DIRECTIONS
Go through the listing below and list every line with "yang".

BEGIN DATASET RECORDS

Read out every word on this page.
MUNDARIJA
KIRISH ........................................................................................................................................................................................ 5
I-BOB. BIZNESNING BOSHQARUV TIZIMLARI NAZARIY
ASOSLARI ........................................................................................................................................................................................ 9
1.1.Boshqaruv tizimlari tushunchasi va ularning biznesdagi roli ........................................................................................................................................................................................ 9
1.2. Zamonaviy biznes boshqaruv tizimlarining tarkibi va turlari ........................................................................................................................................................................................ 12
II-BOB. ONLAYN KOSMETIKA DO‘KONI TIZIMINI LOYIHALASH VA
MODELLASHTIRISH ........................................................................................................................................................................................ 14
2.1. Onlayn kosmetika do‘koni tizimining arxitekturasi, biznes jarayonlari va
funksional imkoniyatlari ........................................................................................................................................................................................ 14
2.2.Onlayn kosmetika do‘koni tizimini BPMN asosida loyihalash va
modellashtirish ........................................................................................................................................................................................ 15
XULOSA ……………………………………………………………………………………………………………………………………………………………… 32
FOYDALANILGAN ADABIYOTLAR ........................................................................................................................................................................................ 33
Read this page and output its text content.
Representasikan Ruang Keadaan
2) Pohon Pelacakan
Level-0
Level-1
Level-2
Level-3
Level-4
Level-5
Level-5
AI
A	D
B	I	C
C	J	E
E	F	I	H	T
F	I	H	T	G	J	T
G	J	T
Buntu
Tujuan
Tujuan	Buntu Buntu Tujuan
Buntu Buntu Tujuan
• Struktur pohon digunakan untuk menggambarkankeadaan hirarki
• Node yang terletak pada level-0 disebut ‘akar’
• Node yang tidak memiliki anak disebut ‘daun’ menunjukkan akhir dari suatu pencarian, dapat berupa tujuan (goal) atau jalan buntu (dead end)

END DATASET RECORDS

EXERCISE RESULT
• Node yang terletak pada level-0 disebut ‘akar’
• Node yang tidak memiliki anak disebut ‘daun’ menunjukkan akhir dari suatu pencarian, dapat berupa tujuan (goal) atau jalan buntu (dead end)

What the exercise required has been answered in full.